CHALLENGE.
Search the listing below for the string "host" and copy every line where it occurs.

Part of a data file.

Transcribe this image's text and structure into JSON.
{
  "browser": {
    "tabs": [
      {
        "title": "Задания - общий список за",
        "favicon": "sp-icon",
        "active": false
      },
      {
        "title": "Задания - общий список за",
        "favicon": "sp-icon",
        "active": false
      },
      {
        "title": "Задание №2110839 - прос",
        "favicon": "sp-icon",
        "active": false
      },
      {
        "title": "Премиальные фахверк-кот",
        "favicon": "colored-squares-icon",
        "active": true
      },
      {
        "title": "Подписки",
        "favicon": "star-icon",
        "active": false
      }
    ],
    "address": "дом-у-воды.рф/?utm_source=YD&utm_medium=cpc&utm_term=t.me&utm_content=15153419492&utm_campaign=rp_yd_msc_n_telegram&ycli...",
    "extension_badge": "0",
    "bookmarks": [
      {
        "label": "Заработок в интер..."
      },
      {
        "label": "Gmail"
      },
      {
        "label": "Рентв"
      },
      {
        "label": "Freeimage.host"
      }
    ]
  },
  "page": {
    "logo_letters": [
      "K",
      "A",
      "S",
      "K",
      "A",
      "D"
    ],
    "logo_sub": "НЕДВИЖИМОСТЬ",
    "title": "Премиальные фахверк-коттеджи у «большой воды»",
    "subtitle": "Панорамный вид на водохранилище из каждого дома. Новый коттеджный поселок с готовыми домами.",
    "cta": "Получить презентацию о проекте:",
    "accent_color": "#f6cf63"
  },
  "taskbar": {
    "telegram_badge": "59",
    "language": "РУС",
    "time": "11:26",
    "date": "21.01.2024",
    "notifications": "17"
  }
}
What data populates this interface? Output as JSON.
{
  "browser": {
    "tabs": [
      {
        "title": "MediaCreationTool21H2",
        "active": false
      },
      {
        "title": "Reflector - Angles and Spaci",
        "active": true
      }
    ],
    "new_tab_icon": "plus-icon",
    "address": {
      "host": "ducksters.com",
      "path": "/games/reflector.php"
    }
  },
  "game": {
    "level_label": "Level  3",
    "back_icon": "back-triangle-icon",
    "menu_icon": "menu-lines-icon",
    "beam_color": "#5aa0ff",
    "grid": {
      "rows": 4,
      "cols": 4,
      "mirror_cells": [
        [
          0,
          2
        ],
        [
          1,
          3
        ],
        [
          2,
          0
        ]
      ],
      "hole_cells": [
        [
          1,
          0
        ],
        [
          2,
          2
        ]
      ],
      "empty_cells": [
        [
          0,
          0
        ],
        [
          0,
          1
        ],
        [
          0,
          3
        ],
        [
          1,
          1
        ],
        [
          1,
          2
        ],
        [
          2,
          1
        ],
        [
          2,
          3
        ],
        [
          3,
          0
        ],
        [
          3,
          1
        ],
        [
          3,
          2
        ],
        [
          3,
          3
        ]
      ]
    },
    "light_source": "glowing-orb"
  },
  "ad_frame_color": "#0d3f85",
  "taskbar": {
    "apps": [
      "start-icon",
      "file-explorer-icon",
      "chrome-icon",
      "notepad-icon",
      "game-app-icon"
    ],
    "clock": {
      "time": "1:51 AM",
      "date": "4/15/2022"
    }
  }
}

ANSWER BELOW.
        "label": "Freeimage.host"
      "host": "ducksters.com",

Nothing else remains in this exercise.